**Goal**:
List all lines in the material below that contain "noise".

**Exercise material**:
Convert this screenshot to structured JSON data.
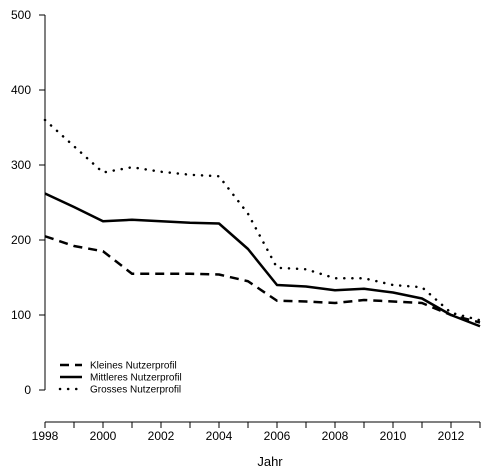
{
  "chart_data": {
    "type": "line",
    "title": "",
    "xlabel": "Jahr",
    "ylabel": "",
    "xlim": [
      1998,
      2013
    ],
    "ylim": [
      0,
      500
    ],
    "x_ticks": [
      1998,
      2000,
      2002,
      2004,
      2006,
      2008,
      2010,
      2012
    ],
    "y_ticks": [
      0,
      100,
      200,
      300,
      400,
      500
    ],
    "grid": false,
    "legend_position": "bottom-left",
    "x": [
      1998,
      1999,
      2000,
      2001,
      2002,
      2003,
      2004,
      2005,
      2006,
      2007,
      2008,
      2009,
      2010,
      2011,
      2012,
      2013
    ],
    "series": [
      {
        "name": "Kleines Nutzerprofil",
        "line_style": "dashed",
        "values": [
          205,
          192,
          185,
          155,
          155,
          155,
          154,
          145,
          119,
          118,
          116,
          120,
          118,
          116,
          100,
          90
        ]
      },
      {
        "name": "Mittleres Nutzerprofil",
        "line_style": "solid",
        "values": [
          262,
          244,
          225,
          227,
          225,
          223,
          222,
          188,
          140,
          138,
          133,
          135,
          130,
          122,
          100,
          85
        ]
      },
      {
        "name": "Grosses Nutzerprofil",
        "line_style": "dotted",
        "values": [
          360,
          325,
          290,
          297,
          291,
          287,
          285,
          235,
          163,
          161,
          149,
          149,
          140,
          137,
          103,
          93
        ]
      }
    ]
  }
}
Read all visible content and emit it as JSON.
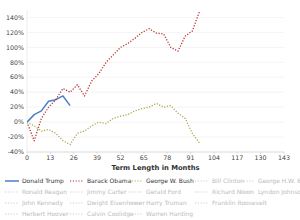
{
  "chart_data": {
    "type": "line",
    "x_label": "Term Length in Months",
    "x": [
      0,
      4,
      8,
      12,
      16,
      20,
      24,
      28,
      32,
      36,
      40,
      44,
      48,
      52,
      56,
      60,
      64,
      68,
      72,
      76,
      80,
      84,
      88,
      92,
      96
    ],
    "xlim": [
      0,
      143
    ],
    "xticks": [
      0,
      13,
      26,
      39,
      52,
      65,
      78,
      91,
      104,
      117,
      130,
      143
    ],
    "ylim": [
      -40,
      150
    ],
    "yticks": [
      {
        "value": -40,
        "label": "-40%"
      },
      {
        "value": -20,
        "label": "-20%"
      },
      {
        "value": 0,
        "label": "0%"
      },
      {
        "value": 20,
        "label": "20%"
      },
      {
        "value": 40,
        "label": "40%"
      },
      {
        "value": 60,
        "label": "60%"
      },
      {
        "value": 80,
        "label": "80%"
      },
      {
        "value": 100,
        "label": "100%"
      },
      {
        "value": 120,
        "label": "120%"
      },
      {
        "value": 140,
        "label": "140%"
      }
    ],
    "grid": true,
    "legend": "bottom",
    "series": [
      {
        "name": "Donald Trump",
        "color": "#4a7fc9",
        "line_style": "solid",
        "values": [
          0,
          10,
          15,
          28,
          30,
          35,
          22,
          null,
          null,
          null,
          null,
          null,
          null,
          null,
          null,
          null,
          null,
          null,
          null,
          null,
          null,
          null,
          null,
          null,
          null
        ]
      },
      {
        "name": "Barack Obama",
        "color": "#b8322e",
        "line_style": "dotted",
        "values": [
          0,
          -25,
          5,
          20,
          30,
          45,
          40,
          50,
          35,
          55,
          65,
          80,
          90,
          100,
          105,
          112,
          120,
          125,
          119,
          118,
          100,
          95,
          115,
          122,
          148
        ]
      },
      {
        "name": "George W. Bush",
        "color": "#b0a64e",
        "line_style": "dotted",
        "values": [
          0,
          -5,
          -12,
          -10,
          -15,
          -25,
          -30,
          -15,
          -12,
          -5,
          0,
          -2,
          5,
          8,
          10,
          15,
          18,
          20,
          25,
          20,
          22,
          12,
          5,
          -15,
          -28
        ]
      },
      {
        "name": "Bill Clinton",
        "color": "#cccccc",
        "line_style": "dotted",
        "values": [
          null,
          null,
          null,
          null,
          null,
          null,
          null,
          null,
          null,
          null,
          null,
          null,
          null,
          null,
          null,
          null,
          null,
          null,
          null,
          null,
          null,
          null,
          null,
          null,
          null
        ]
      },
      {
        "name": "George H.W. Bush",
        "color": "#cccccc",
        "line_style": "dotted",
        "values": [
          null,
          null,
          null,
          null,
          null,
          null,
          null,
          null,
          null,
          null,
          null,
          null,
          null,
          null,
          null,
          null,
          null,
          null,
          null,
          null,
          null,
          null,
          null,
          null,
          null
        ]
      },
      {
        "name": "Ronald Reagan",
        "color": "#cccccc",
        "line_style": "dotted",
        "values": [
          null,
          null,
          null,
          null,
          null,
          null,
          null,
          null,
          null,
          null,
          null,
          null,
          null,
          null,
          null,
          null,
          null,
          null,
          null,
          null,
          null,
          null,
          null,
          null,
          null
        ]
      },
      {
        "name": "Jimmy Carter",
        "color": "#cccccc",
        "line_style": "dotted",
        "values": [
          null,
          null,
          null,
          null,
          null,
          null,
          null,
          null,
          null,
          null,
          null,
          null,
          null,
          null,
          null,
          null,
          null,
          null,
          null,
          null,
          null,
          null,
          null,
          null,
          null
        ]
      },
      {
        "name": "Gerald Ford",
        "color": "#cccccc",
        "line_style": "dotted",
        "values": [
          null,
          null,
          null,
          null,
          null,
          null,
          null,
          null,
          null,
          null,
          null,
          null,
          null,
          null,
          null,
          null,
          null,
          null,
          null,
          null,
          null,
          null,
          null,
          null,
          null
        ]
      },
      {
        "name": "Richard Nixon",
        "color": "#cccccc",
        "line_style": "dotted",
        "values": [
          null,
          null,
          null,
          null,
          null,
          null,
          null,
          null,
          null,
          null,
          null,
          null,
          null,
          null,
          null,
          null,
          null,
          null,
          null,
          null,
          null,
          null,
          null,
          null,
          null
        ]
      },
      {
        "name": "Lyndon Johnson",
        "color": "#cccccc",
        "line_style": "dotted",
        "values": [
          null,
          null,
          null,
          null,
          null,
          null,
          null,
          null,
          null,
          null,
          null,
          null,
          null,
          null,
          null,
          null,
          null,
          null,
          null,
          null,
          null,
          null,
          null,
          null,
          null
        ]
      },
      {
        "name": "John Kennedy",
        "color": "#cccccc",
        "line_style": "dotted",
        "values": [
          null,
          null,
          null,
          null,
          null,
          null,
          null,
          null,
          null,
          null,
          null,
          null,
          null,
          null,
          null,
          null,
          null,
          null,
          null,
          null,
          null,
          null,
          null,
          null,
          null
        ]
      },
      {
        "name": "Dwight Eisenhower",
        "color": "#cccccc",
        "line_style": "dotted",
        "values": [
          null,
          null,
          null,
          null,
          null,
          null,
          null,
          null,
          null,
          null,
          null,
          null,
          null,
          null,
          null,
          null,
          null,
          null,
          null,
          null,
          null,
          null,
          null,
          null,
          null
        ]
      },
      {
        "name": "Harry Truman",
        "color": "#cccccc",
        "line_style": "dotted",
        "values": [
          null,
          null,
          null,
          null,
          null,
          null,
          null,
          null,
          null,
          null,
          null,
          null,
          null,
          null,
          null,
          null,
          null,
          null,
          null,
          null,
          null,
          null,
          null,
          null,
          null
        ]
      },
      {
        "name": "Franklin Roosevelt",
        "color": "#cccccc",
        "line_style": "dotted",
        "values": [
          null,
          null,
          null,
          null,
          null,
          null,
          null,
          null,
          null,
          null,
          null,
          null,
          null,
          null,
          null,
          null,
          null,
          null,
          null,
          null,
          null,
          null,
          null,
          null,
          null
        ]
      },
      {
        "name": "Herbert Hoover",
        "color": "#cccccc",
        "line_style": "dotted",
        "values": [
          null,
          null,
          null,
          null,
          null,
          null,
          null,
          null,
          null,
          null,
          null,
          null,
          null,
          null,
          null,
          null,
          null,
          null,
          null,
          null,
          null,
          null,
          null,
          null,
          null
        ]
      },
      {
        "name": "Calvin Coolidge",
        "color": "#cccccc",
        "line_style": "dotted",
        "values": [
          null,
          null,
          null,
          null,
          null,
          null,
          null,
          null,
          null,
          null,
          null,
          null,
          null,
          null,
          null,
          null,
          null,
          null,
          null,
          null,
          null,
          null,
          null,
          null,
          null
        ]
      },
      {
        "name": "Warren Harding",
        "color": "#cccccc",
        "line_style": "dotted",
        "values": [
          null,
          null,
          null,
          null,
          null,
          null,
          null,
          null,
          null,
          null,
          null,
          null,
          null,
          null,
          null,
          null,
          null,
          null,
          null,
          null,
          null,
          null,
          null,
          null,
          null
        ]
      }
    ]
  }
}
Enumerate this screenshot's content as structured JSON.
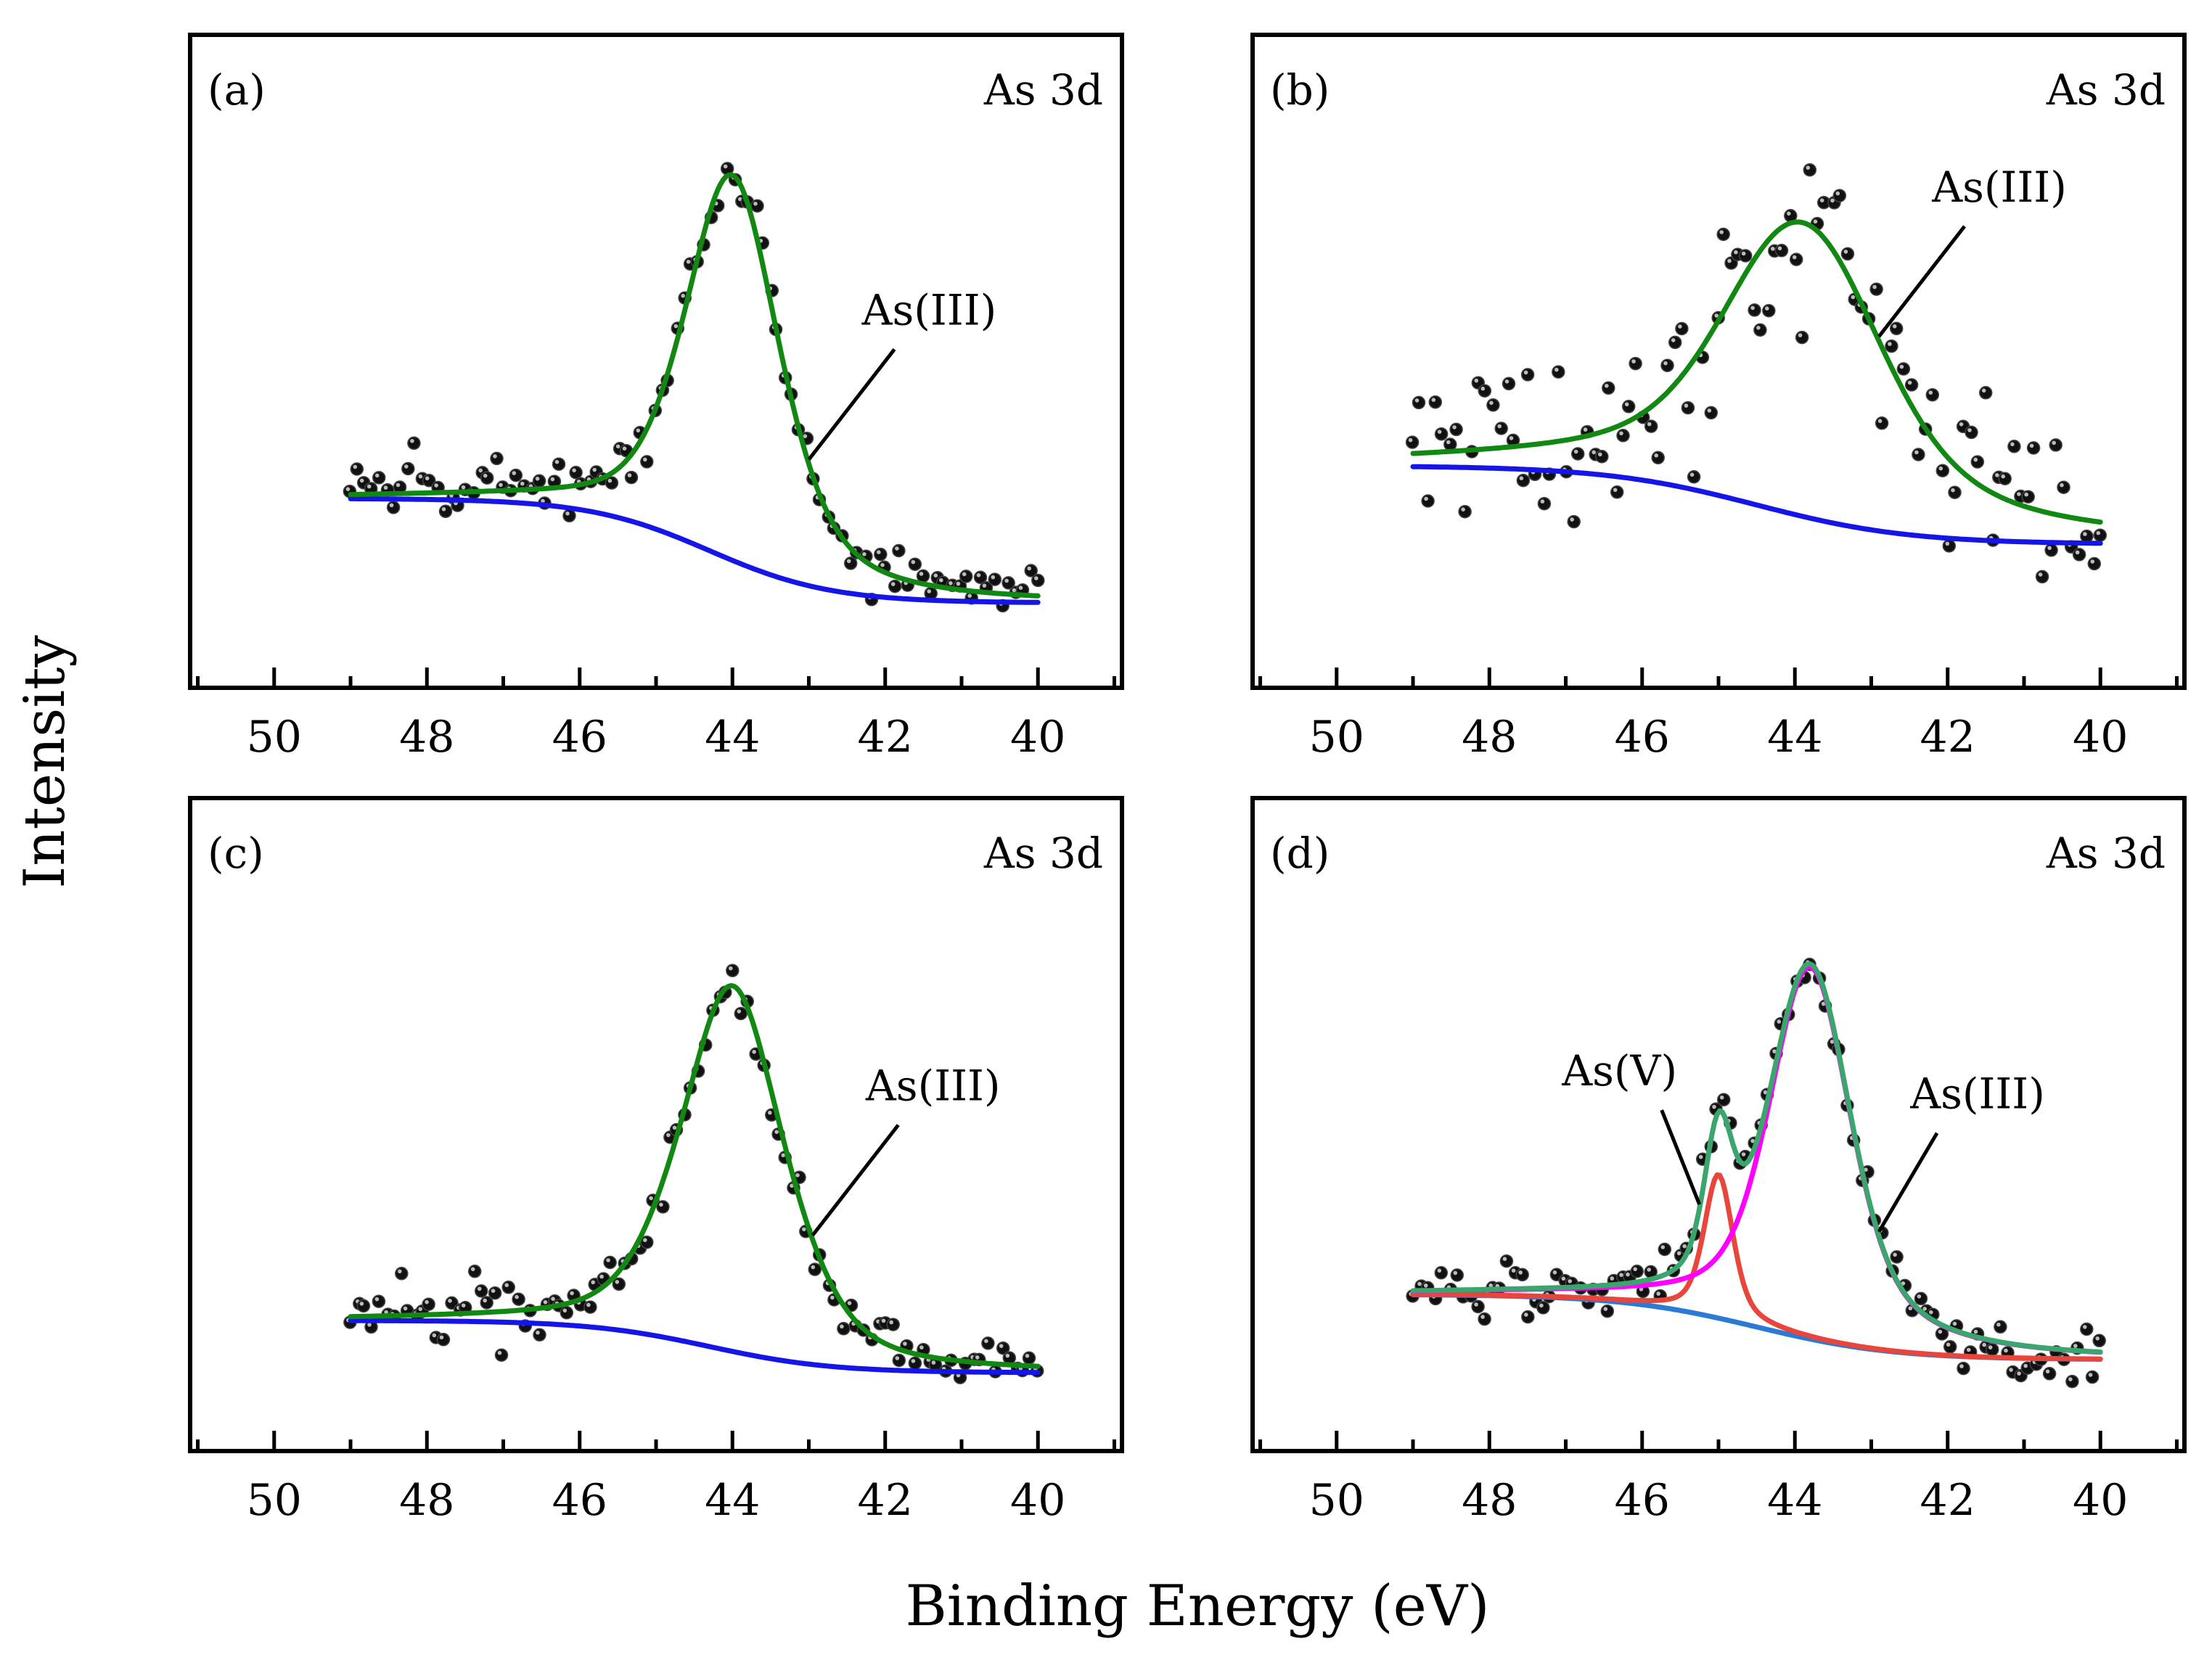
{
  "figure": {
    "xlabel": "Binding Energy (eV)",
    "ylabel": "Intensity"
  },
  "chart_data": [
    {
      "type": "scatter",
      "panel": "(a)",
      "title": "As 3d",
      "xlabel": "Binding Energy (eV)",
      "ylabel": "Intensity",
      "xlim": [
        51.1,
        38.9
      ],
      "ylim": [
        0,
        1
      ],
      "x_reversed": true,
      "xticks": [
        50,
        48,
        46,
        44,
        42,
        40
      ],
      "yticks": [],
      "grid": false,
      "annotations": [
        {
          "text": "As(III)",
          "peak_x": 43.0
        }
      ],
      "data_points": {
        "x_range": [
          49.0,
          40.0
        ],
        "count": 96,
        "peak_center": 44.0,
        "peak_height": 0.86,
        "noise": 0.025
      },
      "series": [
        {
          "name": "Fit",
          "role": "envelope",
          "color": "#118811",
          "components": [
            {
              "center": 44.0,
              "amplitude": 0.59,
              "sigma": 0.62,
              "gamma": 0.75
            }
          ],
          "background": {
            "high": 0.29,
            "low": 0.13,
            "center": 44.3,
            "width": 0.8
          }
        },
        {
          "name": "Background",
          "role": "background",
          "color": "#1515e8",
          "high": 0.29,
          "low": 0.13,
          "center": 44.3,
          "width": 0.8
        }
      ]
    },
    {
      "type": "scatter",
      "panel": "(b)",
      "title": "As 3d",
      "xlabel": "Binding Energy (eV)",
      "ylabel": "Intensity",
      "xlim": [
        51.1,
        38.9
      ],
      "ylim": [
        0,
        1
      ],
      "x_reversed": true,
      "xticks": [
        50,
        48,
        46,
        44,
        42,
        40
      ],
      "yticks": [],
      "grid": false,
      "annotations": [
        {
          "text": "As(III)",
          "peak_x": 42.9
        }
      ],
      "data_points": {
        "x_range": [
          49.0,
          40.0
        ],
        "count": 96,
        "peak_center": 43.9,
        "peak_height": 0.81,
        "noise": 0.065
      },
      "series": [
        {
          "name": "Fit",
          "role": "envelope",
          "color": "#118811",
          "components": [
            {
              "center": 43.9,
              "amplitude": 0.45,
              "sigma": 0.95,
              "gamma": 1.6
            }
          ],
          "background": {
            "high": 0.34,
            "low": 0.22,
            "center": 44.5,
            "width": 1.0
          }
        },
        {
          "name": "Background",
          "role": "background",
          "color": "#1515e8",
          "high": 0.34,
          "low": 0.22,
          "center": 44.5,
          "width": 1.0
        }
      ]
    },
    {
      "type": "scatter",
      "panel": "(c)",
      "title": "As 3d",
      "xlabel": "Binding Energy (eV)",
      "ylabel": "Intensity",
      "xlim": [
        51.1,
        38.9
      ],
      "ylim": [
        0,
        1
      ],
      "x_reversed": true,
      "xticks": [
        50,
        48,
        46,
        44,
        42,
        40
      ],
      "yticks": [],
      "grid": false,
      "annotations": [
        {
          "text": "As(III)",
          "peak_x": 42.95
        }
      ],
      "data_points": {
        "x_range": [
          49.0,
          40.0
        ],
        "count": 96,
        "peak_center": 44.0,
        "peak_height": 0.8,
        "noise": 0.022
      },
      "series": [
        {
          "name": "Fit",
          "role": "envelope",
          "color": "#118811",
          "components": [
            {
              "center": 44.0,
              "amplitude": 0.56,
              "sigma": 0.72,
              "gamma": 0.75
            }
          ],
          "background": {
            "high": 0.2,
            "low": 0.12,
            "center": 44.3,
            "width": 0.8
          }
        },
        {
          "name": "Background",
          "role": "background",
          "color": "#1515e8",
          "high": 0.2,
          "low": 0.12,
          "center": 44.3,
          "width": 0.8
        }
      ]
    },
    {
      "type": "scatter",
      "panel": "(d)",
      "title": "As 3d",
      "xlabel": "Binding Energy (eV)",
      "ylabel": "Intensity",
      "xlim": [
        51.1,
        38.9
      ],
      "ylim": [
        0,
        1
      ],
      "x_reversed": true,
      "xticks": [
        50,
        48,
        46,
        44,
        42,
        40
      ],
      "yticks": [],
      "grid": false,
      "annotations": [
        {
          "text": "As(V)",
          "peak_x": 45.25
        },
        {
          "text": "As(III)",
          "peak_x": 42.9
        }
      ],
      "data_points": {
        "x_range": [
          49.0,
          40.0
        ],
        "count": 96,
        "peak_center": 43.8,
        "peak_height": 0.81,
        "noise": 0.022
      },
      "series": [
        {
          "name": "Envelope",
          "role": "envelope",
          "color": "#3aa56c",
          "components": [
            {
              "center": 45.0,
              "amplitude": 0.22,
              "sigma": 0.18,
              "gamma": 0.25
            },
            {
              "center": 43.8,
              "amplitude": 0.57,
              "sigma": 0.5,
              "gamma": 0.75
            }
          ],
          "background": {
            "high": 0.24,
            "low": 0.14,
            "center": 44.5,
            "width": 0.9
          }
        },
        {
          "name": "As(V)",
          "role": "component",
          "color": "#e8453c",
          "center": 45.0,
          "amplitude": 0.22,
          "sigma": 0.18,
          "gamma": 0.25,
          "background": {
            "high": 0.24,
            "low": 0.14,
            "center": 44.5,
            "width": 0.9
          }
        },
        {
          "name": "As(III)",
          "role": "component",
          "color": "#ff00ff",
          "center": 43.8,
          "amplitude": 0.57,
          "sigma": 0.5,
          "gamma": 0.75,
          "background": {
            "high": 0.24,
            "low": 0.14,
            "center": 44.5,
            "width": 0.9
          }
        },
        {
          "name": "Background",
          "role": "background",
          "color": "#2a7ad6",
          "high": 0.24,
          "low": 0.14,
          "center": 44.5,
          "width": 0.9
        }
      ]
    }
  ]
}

**Output below**:
        "noise": 0.025
        "noise": 0.065
        "noise": 0.022
        "noise": 0.022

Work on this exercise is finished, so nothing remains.